GIVEN TEXT →
___

Sunday, November 26, 2006

Best. T-Shirt. Ever.



That is dark brown, which matched the post-race brown food, which matched the mud caked all over my trail shoes and my legs, which matched the cow chip that *didn't* fall on my square. But what a *fun* race!

Friday, November 24, 2006

Happy Third Birthday, Jasaroonie Noodle!


From this:



















To this:





in 1,095.75 days. And heres to many, many, many more!

Thursday, November 23, 2006

If its a Thanksgiving Turkey Trot, it must be preciptating.

Thanksgiving morning I got up and ran the 11th Annual Cohasset Turkey Trot. It was cold, windy (of course), and rainy (of course, part deux). Two Turkey Trots to my name, and snow for the first, a NorEaster for this one. This one was local, I could roll out of bed, throw on my gear, and was at the start to register by 7:15. The race went off around 8:10, and I was home, showered, dressed, and off to Connecticut by 9:50.

As for the race -- a lovely course around Cohasset Pond and along Atlantic Avenue, where I regularly train. Hilly, but not too bad. When the course got to the beach, the wind and sand were whipping around, and the rain started driving. But just another November day along the sea, right? Anyway, I pushed along and while I was the last runner across the line (only the real nutcases show up on a cold holiday morning, I've decided), I finished in a 5K PR, by a handful of seconds, 43:41. Given the conditions, I'll take it!

Wednesday, November 22, 2006

Turkey day arriveth!





I am humbled by the many things I have to be thankful for this year:

I am thankful for my beloved, adored, incredibly supportive family. I could not do half the things I have done, and indeed would not be the woman I am, without them.

I am especially thankful for the unceasing love and support of my sister, and her selflessness in sharing so much of her sons, my amazing, adored, incredible nephews. One just arrived this year, and one turns three on Friday. I am so looking forward to the continuing celebrations.

I am thankful for the same support and love from the dear friends I have collected across the years and across the world. I am so greatful for the gift of your friendship.

I am thankful for the new friend in my life, and his extraordinary kindness, gentleness, and patience, with this very impatient girl.

I am so thankful for my health and strength, and how much I have learned in the past few years about the incredible things my body can do.

I am thankful for work that stimulates, challenges, engages and enlivens me. In the short time at my new job, I have come to appreciate my collegues, their guidance, their professionalism, and their friendship.

Mostly, I am thankful for the life I have created for myself, the lessons I have learned, and the life yet to be lived!

Happy Thanksgiving, everyone.

Sunday, November 19, 2006

SUN-day: grey and organized.

Cold and grey day today, and after staying up to see the Leonids and being clouded out, I slept in a bit. Instead of a chilly bike ride with an aching back, I spent a good 50 minutes working on my strength routine and stretching.

___

SUPPLIED ENTRIES →

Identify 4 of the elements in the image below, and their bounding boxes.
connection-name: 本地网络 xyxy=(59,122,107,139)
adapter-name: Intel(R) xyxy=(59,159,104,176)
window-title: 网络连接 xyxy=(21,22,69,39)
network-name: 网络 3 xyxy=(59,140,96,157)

___

ACTIVITY 1 →
In the blog entries, what finishing time did the writer record at the Cohasset Turkey Trot?
ACTIVITY 2 →
Pick up the blog entries after their last sentence and keep writing.

ANSWER AREA 1 →
43:41, a 5K PR.

ANSWER AREA 2 →
Afterwards, I set out for a late breakky, and lots of errands. Christmas shopping, dry cleaning, some groceries so I can cook good food this week - short as it is - more looking for the necessary but amazingly difficult to find black work pants, and a kick ass pair of tall brown boots to wear on my date Tuesday night! I also got a polish change, so I'll have nice red reminder nails again this week.

Now I'm home and settling in for the Sunday evening. I have a little bit of work to do, and I'm cooking a couple of things for the week. When that's all done, I'll pack my bags for the pool tomorrow morning.

Breakfast CousCous - a nice change from oatmeal!
1 1/4 cups water
1/2 cup nonfat dry milk
1/2 cup uncooked wheat couscous
1/4 cup dried cherries
1/4 cup dried blueberries
1/4 cup dried cherries
1/4 cup toasted almonds
2 tablespoons brown sugar
1/2 teaspoon ground cinnamon
1/8 teaspoon salt

Bring water to a boil in a small saucepan; stir in remaining ingredients. Remove from heat. Cover; let stand 10 minutes. (Mixture will thicken as it cools.)

Yield: 3 servings (serving size: 2/3 cup)

NUTRITION PER SERVING: CALORIES 305(21% from fat); FAT 6.9g (sat 0.7g,mono 1g,poly 4.8g); PROTEIN 9.6g; CHOLESTEROL 2mg; CALCIUM 174mg; SODIUM 169mg; FIBER 3.3g; IRON 1.1mg; CARBOHYDRATE 53.7g (5 WW points per serving)


KumaGail's MADRAS CURRY CHICKPEAS AND CAULIFLOWER WITH SPINACH
1 large head of cauliflower florets
2T vegetable oil
1 large tart apple,grated
2 large onions, chopped
2T fresh minced ginger
4 cloves garlic, minced
2T all purpose flour
4T curry powder
1 14oz can lite coconut milk
1 14oz can lite chicken broth
1 bag of fresh Spinach chopped
or 1# frozen
2 cans garbonzo beans

First set a pot of salted water to boil and cook the cauliflower until crisp/tender, about 3 mins. Remove from water.In large pot over medium heat add the vegetable oil and sautee garlic and onions until softening then add apple and ginger and sautee another minute. Add the flour and curry to the vegetables and cook for 5 min on medium. This will cook out the flour taste and toast the curry. While stirring add the coconut milk and broth and let this come to a gentle boil and allow to cook for about 3 mins. This will thicken and become gravy like. Add your spinach then the cauliflower and the beans. Allow this to very gently cook for about 15 mins. Taste and add salt and pepper.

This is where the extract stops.